All of the data must be printed exactly; please include every line.
** BEGIN THE INPUT **
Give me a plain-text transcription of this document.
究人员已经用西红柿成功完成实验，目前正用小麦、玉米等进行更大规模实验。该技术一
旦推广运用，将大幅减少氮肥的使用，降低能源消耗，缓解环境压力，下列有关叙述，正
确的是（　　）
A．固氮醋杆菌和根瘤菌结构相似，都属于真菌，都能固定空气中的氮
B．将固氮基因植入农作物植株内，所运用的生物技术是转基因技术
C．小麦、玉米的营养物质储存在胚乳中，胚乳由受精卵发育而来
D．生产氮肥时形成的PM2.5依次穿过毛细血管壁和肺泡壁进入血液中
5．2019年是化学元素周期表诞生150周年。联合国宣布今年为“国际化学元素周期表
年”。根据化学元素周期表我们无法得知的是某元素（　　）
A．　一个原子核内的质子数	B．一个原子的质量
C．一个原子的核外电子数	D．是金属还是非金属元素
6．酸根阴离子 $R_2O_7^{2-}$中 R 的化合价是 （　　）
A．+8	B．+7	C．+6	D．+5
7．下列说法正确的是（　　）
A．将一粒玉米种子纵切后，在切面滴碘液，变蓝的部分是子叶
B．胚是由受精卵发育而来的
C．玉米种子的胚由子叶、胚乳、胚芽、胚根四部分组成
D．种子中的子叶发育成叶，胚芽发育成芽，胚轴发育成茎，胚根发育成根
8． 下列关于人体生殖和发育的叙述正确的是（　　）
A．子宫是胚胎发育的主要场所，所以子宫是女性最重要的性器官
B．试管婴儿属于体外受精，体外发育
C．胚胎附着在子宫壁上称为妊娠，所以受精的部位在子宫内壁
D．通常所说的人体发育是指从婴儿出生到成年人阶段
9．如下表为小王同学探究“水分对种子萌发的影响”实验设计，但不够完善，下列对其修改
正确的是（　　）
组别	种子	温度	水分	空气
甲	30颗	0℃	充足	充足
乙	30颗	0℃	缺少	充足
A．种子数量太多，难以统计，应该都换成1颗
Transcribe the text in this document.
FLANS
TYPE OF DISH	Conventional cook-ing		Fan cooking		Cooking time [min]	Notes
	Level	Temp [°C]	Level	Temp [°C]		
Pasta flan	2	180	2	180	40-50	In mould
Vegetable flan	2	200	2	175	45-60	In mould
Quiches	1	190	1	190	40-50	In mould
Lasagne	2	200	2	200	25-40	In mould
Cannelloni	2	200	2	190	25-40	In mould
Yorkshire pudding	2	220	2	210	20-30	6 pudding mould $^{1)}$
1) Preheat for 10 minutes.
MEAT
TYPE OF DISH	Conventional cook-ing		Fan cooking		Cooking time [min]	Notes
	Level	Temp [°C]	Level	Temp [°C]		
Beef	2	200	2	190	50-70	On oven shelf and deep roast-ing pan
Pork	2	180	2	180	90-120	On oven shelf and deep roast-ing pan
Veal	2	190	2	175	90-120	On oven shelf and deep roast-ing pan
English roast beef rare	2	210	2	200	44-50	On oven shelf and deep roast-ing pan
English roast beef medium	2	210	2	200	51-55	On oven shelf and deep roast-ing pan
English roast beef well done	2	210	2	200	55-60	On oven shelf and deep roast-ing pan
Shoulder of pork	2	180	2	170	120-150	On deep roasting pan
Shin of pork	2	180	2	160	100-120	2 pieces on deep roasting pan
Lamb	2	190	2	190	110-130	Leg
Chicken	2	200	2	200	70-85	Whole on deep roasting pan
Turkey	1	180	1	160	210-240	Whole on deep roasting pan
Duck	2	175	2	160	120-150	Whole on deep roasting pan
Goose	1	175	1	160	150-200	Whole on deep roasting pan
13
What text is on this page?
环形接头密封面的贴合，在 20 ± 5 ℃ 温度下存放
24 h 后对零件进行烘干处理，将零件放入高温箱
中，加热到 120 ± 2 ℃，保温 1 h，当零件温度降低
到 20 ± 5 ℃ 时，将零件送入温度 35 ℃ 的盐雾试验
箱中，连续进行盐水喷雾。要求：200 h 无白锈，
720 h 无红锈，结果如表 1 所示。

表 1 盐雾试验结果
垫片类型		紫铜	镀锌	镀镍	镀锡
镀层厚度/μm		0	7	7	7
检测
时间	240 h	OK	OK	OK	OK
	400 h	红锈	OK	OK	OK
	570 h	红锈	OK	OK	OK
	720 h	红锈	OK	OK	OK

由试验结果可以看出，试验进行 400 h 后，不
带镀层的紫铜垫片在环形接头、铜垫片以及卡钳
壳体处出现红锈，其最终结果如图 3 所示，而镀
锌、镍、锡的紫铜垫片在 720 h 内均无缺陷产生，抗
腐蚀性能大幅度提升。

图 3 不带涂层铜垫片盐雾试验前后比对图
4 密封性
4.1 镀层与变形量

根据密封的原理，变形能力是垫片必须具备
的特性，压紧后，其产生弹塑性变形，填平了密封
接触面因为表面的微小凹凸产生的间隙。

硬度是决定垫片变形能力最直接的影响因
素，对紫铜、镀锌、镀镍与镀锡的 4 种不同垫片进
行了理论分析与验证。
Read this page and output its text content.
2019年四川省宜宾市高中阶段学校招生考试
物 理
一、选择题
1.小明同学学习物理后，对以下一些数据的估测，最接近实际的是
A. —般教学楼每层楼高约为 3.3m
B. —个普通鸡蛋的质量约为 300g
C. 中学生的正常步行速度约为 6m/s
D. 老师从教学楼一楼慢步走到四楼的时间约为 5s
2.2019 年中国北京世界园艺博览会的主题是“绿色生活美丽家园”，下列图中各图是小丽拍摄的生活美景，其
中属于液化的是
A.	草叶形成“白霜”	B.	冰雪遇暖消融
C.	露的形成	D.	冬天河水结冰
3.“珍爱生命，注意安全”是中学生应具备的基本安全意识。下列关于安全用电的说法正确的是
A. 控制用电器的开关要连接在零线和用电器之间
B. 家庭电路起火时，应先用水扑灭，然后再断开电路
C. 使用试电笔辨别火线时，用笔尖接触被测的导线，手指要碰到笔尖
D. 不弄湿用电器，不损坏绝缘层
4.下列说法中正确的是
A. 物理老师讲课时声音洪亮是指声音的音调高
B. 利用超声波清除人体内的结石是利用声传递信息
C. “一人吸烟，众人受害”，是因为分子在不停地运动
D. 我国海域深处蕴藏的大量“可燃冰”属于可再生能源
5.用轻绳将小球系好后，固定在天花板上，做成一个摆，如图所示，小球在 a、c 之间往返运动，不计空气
** END THE INPUT **
WRITTEN RESPONSE |
Give me a plain-text transcription of this document.
究人员已经用西红柿成功完成实验，目前正用小麦、玉米等进行更大规模实验。该技术一
旦推广运用，将大幅减少氮肥的使用，降低能源消耗，缓解环境压力，下列有关叙述，正
确的是（　　）
A．固氮醋杆菌和根瘤菌结构相似，都属于真菌，都能固定空气中的氮
B．将固氮基因植入农作物植株内，所运用的生物技术是转基因技术
C．小麦、玉米的营养物质储存在胚乳中，胚乳由受精卵发育而来
D．生产氮肥时形成的PM2.5依次穿过毛细血管壁和肺泡壁进入血液中
5．2019年是化学元素周期表诞生150周年。联合国宣布今年为“国际化学元素周期表
年”。根据化学元素周期表我们无法得知的是某元素（　　）
A．　一个原子核内的质子数	B．一个原子的质量
C．一个原子的核外电子数	D．是金属还是非金属元素
6．酸根阴离子 $R_2O_7^{2-}$中 R 的化合价是 （　　）
A．+8	B．+7	C．+6	D．+5
7．下列说法正确的是（　　）
A．将一粒玉米种子纵切后，在切面滴碘液，变蓝的部分是子叶
B．胚是由受精卵发育而来的
C．玉米种子的胚由子叶、胚乳、胚芽、胚根四部分组成
D．种子中的子叶发育成叶，胚芽发育成芽，胚轴发育成茎，胚根发育成根
8． 下列关于人体生殖和发育的叙述正确的是（　　）
A．子宫是胚胎发育的主要场所，所以子宫是女性最重要的性器官
B．试管婴儿属于体外受精，体外发育
C．胚胎附着在子宫壁上称为妊娠，所以受精的部位在子宫内壁
D．通常所说的人体发育是指从婴儿出生到成年人阶段
9．如下表为小王同学探究“水分对种子萌发的影响”实验设计，但不够完善，下列对其修改
正确的是（　　）
组别	种子	温度	水分	空气
甲	30颗	0℃	充足	充足
乙	30颗	0℃	缺少	充足
A．种子数量太多，难以统计，应该都换成1颗
Transcribe the text in this document.
FLANS
TYPE OF DISH	Conventional cook-ing		Fan cooking		Cooking time [min]	Notes
	Level	Temp [°C]	Level	Temp [°C]		
Pasta flan	2	180	2	180	40-50	In mould
Vegetable flan	2	200	2	175	45-60	In mould
Quiches	1	190	1	190	40-50	In mould
Lasagne	2	200	2	200	25-40	In mould
Cannelloni	2	200	2	190	25-40	In mould
Yorkshire pudding	2	220	2	210	20-30	6 pudding mould $^{1)}$
1) Preheat for 10 minutes.
MEAT
TYPE OF DISH	Conventional cook-ing		Fan cooking		Cooking time [min]	Notes
	Level	Temp [°C]	Level	Temp [°C]		
Beef	2	200	2	190	50-70	On oven shelf and deep roast-ing pan
Pork	2	180	2	180	90-120	On oven shelf and deep roast-ing pan
Veal	2	190	2	175	90-120	On oven shelf and deep roast-ing pan
English roast beef rare	2	210	2	200	44-50	On oven shelf and deep roast-ing pan
English roast beef medium	2	210	2	200	51-55	On oven shelf and deep roast-ing pan
English roast beef well done	2	210	2	200	55-60	On oven shelf and deep roast-ing pan
Shoulder of pork	2	180	2	170	120-150	On deep roasting pan
Shin of pork	2	180	2	160	100-120	2 pieces on deep roasting pan
Lamb	2	190	2	190	110-130	Leg
Chicken	2	200	2	200	70-85	Whole on deep roasting pan
Turkey	1	180	1	160	210-240	Whole on deep roasting pan
Duck	2	175	2	160	120-150	Whole on deep roasting pan
Goose	1	175	1	160	150-200	Whole on deep roasting pan
13
What text is on this page?
环形接头密封面的贴合，在 20 ± 5 ℃ 温度下存放
24 h 后对零件进行烘干处理，将零件放入高温箱
中，加热到 120 ± 2 ℃，保温 1 h，当零件温度降低
到 20 ± 5 ℃ 时，将零件送入温度 35 ℃ 的盐雾试验
箱中，连续进行盐水喷雾。要求：200 h 无白锈，
720 h 无红锈，结果如表 1 所示。

表 1 盐雾试验结果
垫片类型		紫铜	镀锌	镀镍	镀锡
镀层厚度/μm		0	7	7	7
检测
时间	240 h	OK	OK	OK	OK
	400 h	红锈	OK	OK	OK
	570 h	红锈	OK	OK	OK
	720 h	红锈	OK	OK	OK

由试验结果可以看出，试验进行 400 h 后，不
带镀层的紫铜垫片在环形接头、铜垫片以及卡钳
壳体处出现红锈，其最终结果如图 3 所示，而镀
锌、镍、锡的紫铜垫片在 720 h 内均无缺陷产生，抗
腐蚀性能大幅度提升。

图 3 不带涂层铜垫片盐雾试验前后比对图
4 密封性
4.1 镀层与变形量

根据密封的原理，变形能力是垫片必须具备
的特性，压紧后，其产生弹塑性变形，填平了密封
接触面因为表面的微小凹凸产生的间隙。

硬度是决定垫片变形能力最直接的影响因
素，对紫铜、镀锌、镀镍与镀锡的 4 种不同垫片进
行了理论分析与验证。
Read this page and output its text content.
2019年四川省宜宾市高中阶段学校招生考试
物 理
一、选择题
1.小明同学学习物理后，对以下一些数据的估测，最接近实际的是
A. —般教学楼每层楼高约为 3.3m
B. —个普通鸡蛋的质量约为 300g
C. 中学生的正常步行速度约为 6m/s
D. 老师从教学楼一楼慢步走到四楼的时间约为 5s
2.2019 年中国北京世界园艺博览会的主题是“绿色生活美丽家园”，下列图中各图是小丽拍摄的生活美景，其
中属于液化的是
A.	草叶形成“白霜”	B.	冰雪遇暖消融
C.	露的形成	D.	冬天河水结冰
3.“珍爱生命，注意安全”是中学生应具备的基本安全意识。下列关于安全用电的说法正确的是
A. 控制用电器的开关要连接在零线和用电器之间
B. 家庭电路起火时，应先用水扑灭，然后再断开电路
C. 使用试电笔辨别火线时，用笔尖接触被测的导线，手指要碰到笔尖
D. 不弄湿用电器，不损坏绝缘层
4.下列说法中正确的是
A. 物理老师讲课时声音洪亮是指声音的音调高
B. 利用超声波清除人体内的结石是利用声传递信息
C. “一人吸烟，众人受害”，是因为分子在不停地运动
D. 我国海域深处蕴藏的大量“可燃冰”属于可再生能源
5.用轻绳将小球系好后，固定在天花板上，做成一个摆，如图所示，小球在 a、c 之间往返运动，不计空气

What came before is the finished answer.